_SHORT PROBLEM_
From the records below, pull each line that has "true".

_DATA PROVIDED_
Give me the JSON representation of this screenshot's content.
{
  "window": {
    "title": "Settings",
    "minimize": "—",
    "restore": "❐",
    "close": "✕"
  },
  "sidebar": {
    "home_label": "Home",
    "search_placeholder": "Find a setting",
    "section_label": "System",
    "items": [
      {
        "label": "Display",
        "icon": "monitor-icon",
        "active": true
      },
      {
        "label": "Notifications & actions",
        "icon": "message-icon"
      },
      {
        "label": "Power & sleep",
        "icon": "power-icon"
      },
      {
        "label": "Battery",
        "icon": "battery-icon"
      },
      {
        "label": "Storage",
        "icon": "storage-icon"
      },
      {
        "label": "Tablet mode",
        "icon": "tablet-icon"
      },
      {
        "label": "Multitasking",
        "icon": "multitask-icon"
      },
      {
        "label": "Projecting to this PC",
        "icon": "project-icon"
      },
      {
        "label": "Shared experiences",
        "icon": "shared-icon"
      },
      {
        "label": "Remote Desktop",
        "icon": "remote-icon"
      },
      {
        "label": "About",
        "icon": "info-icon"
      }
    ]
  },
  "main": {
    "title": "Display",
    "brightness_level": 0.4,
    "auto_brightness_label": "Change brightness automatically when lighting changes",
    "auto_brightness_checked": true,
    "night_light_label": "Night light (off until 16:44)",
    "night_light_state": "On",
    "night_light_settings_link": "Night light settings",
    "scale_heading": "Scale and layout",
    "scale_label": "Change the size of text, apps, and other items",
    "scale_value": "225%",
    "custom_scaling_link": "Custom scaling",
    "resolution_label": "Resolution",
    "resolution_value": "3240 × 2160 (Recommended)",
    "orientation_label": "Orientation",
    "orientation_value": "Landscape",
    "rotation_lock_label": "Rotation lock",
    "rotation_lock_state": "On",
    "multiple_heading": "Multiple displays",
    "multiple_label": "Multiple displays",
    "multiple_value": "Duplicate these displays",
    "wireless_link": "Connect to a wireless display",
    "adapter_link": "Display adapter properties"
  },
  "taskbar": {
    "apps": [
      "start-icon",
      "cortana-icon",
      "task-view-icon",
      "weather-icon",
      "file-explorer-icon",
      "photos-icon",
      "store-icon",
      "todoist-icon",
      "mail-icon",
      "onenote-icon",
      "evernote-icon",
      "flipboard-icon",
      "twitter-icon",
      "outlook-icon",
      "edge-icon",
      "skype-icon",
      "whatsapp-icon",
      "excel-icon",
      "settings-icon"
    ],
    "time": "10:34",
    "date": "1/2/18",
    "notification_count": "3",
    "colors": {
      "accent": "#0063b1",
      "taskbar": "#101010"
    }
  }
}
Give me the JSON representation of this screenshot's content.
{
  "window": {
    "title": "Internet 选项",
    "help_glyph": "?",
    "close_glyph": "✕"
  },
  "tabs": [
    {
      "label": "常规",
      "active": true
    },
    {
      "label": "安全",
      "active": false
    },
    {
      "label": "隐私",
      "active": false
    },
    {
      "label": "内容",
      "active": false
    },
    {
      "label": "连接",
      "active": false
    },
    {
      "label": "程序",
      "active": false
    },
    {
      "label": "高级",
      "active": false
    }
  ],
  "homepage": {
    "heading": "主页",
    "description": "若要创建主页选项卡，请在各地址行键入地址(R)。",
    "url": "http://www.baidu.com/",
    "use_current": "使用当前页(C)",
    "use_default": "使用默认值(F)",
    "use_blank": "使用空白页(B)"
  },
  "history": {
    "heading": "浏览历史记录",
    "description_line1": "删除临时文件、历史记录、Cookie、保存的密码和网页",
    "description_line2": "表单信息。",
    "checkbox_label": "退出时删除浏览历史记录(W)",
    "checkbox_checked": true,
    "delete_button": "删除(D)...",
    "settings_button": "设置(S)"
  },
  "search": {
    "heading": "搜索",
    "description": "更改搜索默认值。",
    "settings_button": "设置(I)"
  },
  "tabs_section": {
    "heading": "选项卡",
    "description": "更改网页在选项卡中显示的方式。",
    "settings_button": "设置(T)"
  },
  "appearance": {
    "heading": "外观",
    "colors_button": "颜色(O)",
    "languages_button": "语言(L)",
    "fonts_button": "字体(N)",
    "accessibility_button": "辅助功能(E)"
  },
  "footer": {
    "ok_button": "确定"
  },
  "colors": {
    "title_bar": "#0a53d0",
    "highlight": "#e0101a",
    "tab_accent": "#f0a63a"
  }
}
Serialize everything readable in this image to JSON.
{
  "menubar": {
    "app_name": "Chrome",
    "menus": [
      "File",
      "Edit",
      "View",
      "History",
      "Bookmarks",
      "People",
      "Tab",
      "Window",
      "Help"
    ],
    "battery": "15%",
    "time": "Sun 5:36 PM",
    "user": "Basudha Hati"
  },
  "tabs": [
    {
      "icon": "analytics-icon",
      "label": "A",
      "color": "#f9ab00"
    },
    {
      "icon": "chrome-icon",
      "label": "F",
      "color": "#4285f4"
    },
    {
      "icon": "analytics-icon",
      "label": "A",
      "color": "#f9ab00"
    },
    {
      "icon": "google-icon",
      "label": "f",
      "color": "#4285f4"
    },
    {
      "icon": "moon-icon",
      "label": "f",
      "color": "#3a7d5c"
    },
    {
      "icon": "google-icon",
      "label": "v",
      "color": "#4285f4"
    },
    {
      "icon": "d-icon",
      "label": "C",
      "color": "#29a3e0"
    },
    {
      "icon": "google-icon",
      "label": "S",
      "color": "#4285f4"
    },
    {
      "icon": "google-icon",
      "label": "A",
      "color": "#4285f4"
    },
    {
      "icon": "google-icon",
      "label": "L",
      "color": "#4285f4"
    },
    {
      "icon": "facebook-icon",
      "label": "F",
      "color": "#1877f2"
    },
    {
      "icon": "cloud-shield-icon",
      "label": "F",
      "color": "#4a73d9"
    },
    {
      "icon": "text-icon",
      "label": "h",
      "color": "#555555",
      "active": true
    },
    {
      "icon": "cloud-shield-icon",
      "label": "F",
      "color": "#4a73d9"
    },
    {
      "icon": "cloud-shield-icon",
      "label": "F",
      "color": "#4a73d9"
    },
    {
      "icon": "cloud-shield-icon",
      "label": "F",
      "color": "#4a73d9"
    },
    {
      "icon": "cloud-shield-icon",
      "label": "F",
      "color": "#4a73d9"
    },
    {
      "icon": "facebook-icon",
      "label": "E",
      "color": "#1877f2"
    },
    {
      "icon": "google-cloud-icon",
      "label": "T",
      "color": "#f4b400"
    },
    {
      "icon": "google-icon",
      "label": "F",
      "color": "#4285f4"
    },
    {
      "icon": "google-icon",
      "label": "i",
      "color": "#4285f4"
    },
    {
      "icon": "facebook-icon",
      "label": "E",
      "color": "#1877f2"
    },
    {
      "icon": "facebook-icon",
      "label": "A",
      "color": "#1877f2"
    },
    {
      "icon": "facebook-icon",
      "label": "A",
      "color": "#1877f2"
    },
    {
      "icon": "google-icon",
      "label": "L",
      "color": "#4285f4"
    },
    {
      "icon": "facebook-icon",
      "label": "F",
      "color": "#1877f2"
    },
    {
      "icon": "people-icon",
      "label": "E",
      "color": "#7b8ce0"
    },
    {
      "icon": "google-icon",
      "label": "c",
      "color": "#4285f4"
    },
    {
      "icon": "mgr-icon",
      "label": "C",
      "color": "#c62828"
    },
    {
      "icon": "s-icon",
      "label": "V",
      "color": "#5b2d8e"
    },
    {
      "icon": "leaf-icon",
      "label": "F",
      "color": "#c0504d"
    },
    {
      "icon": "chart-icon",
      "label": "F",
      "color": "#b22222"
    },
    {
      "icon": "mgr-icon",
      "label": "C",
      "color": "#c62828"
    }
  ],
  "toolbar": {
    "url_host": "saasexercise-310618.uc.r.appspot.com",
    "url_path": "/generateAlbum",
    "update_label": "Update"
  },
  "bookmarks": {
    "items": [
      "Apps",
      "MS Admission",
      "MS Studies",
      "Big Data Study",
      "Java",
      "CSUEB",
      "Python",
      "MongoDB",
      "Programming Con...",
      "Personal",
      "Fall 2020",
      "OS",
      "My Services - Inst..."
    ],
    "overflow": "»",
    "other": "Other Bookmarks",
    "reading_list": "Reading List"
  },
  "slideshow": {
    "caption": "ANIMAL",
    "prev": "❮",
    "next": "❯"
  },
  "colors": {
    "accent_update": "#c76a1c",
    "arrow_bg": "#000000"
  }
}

_THE REPLY_
        "active": true
    "auto_brightness_checked": true,
      "active": true
    "checkbox_checked": true,
      "active": true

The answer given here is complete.